Recast the records in the stretch from the line that contains "List 68 of the" through the line that contains "point: [611, 457, 628, 474]" as a two-column CSV with the headers input and output, one row per record. Put each field in quotation marks and replace its line breaks with spaces.

> [RECORDS FOR THIS TASK]
▬▬▬▬▬▬

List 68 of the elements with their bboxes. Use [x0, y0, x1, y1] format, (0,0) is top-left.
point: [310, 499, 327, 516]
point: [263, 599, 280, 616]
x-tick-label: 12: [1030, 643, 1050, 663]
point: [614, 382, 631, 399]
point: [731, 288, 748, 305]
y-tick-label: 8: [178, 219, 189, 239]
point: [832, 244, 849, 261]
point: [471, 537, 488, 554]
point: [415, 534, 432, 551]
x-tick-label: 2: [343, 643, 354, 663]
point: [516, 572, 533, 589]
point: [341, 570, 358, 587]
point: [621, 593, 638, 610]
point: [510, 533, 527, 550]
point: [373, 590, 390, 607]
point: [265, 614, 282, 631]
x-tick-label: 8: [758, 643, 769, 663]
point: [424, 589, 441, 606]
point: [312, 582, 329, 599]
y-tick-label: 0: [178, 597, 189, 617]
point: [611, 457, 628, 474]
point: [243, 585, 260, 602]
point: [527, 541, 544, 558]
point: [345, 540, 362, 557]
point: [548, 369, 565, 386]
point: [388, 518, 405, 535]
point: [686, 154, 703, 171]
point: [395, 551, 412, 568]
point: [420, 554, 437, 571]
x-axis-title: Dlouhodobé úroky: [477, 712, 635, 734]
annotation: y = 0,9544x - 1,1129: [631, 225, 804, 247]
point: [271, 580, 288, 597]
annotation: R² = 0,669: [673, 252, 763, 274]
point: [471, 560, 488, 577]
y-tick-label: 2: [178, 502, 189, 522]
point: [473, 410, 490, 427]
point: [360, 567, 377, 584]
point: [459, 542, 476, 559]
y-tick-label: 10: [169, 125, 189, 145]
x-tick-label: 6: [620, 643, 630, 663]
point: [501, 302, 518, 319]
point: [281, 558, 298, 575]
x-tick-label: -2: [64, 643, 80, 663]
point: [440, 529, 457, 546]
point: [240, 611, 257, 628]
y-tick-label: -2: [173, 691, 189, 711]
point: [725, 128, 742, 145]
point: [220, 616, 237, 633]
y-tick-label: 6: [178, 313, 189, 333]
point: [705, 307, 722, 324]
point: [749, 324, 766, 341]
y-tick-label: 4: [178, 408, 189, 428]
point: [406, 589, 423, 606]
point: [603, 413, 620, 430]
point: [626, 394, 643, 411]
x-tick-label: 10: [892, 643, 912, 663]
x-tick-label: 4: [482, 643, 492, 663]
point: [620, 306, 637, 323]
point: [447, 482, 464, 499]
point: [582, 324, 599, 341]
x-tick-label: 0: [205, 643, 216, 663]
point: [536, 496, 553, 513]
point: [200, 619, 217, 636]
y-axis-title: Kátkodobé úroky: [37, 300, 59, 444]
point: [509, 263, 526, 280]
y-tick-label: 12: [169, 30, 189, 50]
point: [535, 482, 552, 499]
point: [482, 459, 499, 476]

▬▬▬▬▬▬

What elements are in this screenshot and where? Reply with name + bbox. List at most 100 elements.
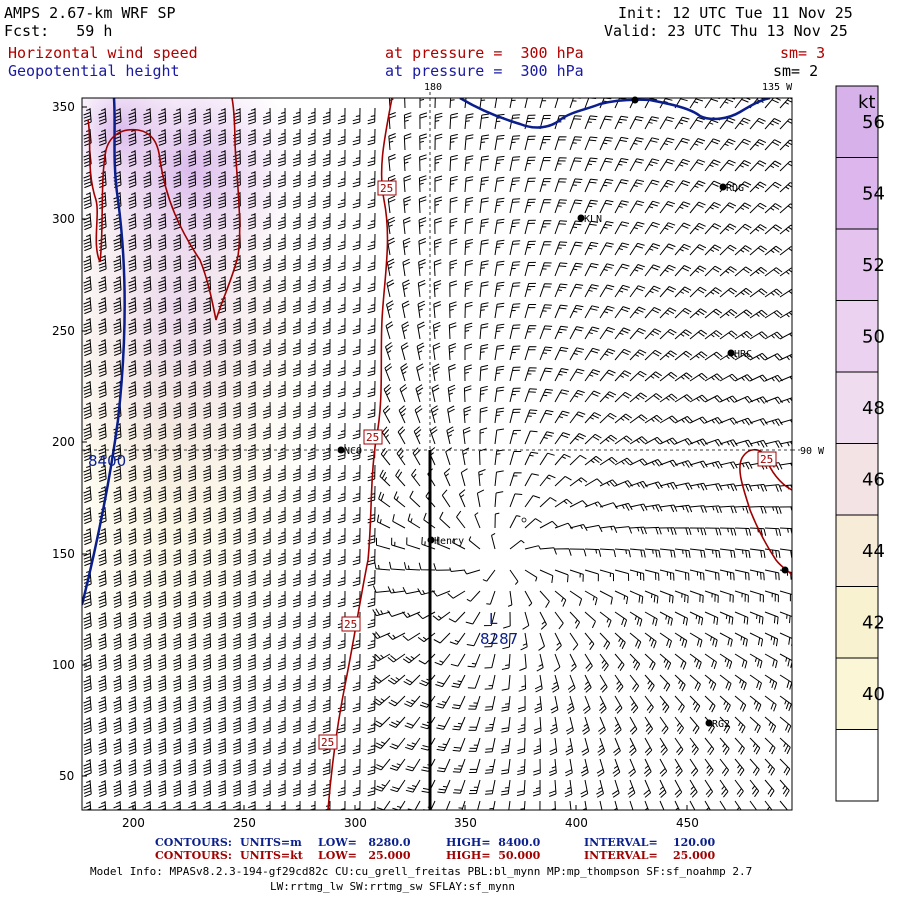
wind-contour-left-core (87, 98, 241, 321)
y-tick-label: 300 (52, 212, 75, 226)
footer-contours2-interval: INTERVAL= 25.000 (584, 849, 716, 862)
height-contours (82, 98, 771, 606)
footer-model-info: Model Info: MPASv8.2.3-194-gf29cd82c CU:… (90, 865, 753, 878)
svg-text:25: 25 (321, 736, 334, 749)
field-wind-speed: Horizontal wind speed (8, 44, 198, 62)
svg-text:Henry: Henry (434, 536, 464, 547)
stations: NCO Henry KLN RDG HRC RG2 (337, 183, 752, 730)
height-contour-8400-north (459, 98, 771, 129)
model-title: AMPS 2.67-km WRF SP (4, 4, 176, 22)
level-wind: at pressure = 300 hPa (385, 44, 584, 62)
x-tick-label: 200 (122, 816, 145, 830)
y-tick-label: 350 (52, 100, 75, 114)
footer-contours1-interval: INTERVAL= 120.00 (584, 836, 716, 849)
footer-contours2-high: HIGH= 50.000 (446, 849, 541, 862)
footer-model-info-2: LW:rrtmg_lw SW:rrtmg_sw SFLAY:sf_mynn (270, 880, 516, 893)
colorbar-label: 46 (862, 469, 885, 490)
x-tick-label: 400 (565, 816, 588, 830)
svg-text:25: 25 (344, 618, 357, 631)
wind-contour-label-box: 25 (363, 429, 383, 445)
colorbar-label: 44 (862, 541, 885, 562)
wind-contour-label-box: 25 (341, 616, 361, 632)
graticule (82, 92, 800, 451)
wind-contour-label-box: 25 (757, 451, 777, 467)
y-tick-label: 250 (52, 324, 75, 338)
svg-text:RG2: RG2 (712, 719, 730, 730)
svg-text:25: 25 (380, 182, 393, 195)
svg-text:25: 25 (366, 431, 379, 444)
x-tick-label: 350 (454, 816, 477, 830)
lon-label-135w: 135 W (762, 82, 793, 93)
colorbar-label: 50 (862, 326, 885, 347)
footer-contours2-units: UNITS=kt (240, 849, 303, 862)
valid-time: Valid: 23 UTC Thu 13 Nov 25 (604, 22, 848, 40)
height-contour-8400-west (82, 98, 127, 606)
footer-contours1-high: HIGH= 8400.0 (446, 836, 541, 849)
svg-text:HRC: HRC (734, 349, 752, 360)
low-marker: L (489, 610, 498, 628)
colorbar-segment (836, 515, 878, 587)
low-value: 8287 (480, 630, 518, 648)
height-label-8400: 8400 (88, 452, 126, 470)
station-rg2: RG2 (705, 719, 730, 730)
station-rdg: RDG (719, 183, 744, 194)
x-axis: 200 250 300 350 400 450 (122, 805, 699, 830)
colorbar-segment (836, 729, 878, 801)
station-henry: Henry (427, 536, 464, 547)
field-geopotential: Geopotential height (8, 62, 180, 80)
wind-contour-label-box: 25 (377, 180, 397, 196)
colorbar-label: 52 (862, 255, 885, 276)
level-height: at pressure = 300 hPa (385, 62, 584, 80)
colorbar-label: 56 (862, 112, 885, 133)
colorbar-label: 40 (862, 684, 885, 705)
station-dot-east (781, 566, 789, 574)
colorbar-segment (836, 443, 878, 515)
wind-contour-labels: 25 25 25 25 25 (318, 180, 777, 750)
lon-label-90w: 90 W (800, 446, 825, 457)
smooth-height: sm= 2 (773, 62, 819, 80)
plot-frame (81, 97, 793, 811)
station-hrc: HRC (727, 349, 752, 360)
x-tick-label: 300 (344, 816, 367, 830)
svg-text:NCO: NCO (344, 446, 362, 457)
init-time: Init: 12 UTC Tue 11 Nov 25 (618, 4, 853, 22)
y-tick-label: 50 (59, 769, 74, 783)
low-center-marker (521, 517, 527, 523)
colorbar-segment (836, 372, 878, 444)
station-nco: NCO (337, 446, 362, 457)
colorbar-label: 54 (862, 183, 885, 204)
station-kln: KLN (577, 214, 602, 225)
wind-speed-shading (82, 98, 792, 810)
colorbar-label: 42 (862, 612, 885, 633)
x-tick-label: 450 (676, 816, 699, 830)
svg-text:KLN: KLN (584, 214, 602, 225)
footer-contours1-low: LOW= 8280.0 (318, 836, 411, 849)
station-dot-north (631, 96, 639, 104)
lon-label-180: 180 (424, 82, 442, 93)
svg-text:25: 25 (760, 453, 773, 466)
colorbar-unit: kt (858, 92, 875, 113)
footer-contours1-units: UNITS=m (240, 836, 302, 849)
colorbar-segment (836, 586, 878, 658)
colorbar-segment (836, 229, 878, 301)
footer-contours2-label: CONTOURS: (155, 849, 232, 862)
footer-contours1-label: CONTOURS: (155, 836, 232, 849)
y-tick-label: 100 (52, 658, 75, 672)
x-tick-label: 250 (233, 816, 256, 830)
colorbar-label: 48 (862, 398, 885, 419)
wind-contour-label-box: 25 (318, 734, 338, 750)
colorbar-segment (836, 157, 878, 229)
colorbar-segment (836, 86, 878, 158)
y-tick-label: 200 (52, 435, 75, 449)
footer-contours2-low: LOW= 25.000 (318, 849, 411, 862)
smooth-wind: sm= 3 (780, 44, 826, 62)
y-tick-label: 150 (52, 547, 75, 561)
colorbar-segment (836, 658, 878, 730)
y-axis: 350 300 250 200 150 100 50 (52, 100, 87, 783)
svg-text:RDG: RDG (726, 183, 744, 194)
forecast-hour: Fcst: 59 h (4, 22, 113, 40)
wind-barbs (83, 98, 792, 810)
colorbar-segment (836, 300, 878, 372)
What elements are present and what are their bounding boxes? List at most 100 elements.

▬▬▬▬▬▬

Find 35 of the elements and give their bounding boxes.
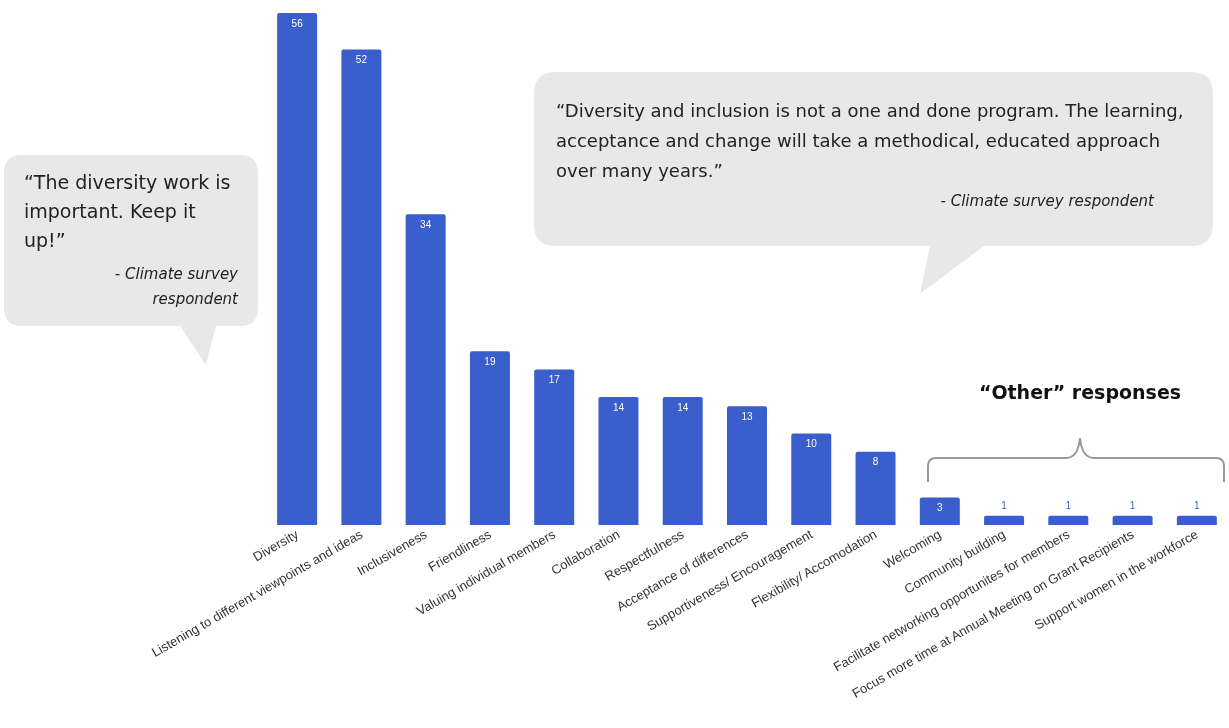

▬▬▬▬▬▬

> [EXERCISE SOLUTION]
input,output
"List 68 of the elements with their bboxes. Use [x0, y0, x1, y1] format, (0,0) is top-left.","point: [310, 499, 327, 516] point: [263, 599, 280, 616] x-tick-label: 12: [1030, 643, 1050, 663] point: [614, 382, 631, 399] point: [731, 288, 748, 305] y-tick-label: 8: [178, 219, 189, 239] point: [832, 244, 849, 261] point: [471, 537, 488, 554] point: [415, 534, 432, 551] x-tick-label: 2: [343, 643, 354, 663] point: [516, 572, 533, 589] point: [341, 570, 358, 587] point: [621, 593, 638, 610] point: [510, 533, 527, 550] point: [373, 590, 390, 607] point: [265, 614, 282, 631] x-tick-label: 8: [758, 643, 769, 663] point: [424, 589, 441, 606] point: [312, 582, 329, 599] y-tick-label: 0: [178, 597, 189, 617] point: [611, 457, 628, 474]"